── EXERCISE MATERIALS
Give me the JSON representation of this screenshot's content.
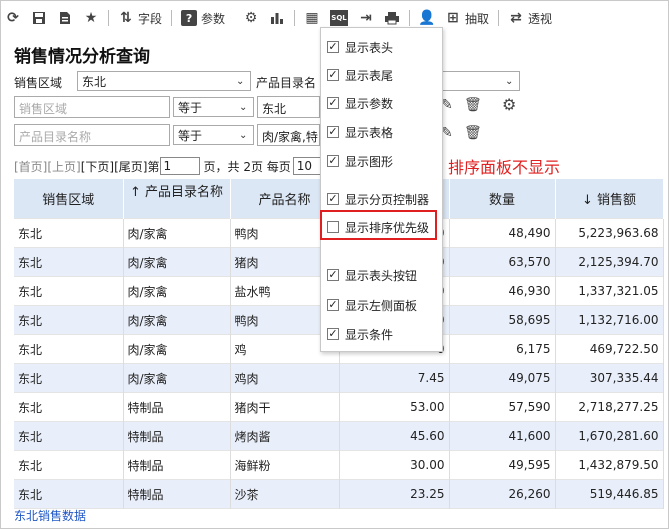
{
  "toolbar": {
    "fields_label": "字段",
    "params_label": "参数",
    "extract_label": "抽取",
    "pivot_label": "透视"
  },
  "page_title": "销售情况分析查询",
  "filters": {
    "region_label": "销售区域",
    "region_value": "东北",
    "catalog_label": "产品目录名",
    "cond1_field_placeholder": "销售区域",
    "cond1_op": "等于",
    "cond1_value": "东北",
    "cond2_field_placeholder": "产品目录名称",
    "cond2_op": "等于",
    "cond2_value": "肉/家禽,特"
  },
  "pager": {
    "first": "[首页]",
    "prev": "[上页]",
    "next": "[下页]",
    "last": "[尾页]",
    "page_prefix": "第",
    "page_value": "1",
    "page_suffix": "页，共 2页 每页",
    "page_size": "10"
  },
  "annotation": "排序面板不显示",
  "table": {
    "headers": [
      "销售区域",
      "↑ 产品目录名称",
      "产品名称",
      "",
      "数量",
      "↓ 销售额"
    ],
    "rows": [
      [
        "东北",
        "肉/家禽",
        "鸭肉",
        "",
        "48,490",
        "5,223,963.68"
      ],
      [
        "东北",
        "肉/家禽",
        "猪肉",
        "",
        "63,570",
        "2,125,394.70"
      ],
      [
        "东北",
        "肉/家禽",
        "盐水鸭",
        "",
        "46,930",
        "1,337,321.05"
      ],
      [
        "东北",
        "肉/家禽",
        "鸭肉",
        "",
        "58,695",
        "1,132,716.00"
      ],
      [
        "东北",
        "肉/家禽",
        "鸡",
        "",
        "6,175",
        "469,722.50"
      ],
      [
        "东北",
        "肉/家禽",
        "鸡肉",
        "7.45",
        "49,075",
        "307,335.44"
      ],
      [
        "东北",
        "特制品",
        "猪肉干",
        "53.00",
        "57,590",
        "2,718,277.25"
      ],
      [
        "东北",
        "特制品",
        "烤肉酱",
        "45.60",
        "41,600",
        "1,670,281.60"
      ],
      [
        "东北",
        "特制品",
        "海鲜粉",
        "30.00",
        "49,595",
        "1,432,879.50"
      ],
      [
        "东北",
        "特制品",
        "沙茶",
        "23.25",
        "26,260",
        "519,446.85"
      ]
    ],
    "partial_price_digits": [
      "0",
      "0",
      "0",
      "0",
      "0"
    ]
  },
  "footer_link": "东北销售数据",
  "menu": {
    "items": [
      {
        "label": "显示表头",
        "checked": true
      },
      {
        "label": "显示表尾",
        "checked": true
      },
      {
        "label": "显示参数",
        "checked": true
      },
      {
        "label": "显示表格",
        "checked": true
      },
      {
        "label": "显示图形",
        "checked": true
      },
      {
        "label": "显示分页控制器",
        "checked": true
      },
      {
        "label": "显示排序优先级",
        "checked": false
      },
      {
        "label": "显示表头按钮",
        "checked": true
      },
      {
        "label": "显示左侧面板",
        "checked": true
      },
      {
        "label": "显示条件",
        "checked": true
      }
    ]
  },
  "colors": {
    "header_bg": "#dce7f5",
    "stripe_bg": "#e9effa",
    "annotation": "#e02020",
    "link": "#1f57c6"
  }
}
────
Repeat every record above exactly, but leave out any pictures.

**SOLUTION TO THIS TASK:**
Give me the JSON representation of this screenshot's content.
{
  "toolbar": {
    "fields_label": "字段",
    "params_label": "参数",
    "extract_label": "抽取",
    "pivot_label": "透视"
  },
  "page_title": "销售情况分析查询",
  "filters": {
    "region_label": "销售区域",
    "region_value": "东北",
    "catalog_label": "产品目录名",
    "cond1_field_placeholder": "销售区域",
    "cond1_op": "等于",
    "cond1_value": "东北",
    "cond2_field_placeholder": "产品目录名称",
    "cond2_op": "等于",
    "cond2_value": "肉/家禽,特"
  },
  "pager": {
    "first": "[首页]",
    "prev": "[上页]",
    "next": "[下页]",
    "last": "[尾页]",
    "page_prefix": "第",
    "page_value": "1",
    "page_suffix": "页，共 2页 每页",
    "page_size": "10"
  },
  "annotation": "排序面板不显示",
  "table": {
    "headers": [
      "销售区域",
      "↑ 产品目录名称",
      "产品名称",
      "",
      "数量",
      "↓ 销售额"
    ],
    "rows": [
      [
        "东北",
        "肉/家禽",
        "鸭肉",
        "",
        "48,490",
        "5,223,963.68"
      ],
      [
        "东北",
        "肉/家禽",
        "猪肉",
        "",
        "63,570",
        "2,125,394.70"
      ],
      [
        "东北",
        "肉/家禽",
        "盐水鸭",
        "",
        "46,930",
        "1,337,321.05"
      ],
      [
        "东北",
        "肉/家禽",
        "鸭肉",
        "",
        "58,695",
        "1,132,716.00"
      ],
      [
        "东北",
        "肉/家禽",
        "鸡",
        "",
        "6,175",
        "469,722.50"
      ],
      [
        "东北",
        "肉/家禽",
        "鸡肉",
        "7.45",
        "49,075",
        "307,335.44"
      ],
      [
        "东北",
        "特制品",
        "猪肉干",
        "53.00",
        "57,590",
        "2,718,277.25"
      ],
      [
        "东北",
        "特制品",
        "烤肉酱",
        "45.60",
        "41,600",
        "1,670,281.60"
      ],
      [
        "东北",
        "特制品",
        "海鲜粉",
        "30.00",
        "49,595",
        "1,432,879.50"
      ],
      [
        "东北",
        "特制品",
        "沙茶",
        "23.25",
        "26,260",
        "519,446.85"
      ]
    ],
    "partial_price_digits": [
      "0",
      "0",
      "0",
      "0",
      "0"
    ]
  },
  "footer_link": "东北销售数据",
  "menu": {
    "items": [
      {
        "label": "显示表头",
        "checked": true
      },
      {
        "label": "显示表尾",
        "checked": true
      },
      {
        "label": "显示参数",
        "checked": true
      },
      {
        "label": "显示表格",
        "checked": true
      },
      {
        "label": "显示图形",
        "checked": true
      },
      {
        "label": "显示分页控制器",
        "checked": true
      },
      {
        "label": "显示排序优先级",
        "checked": false
      },
      {
        "label": "显示表头按钮",
        "checked": true
      },
      {
        "label": "显示左侧面板",
        "checked": true
      },
      {
        "label": "显示条件",
        "checked": true
      }
    ]
  },
  "colors": {
    "header_bg": "#dce7f5",
    "stripe_bg": "#e9effa",
    "annotation": "#e02020",
    "link": "#1f57c6"
  }
}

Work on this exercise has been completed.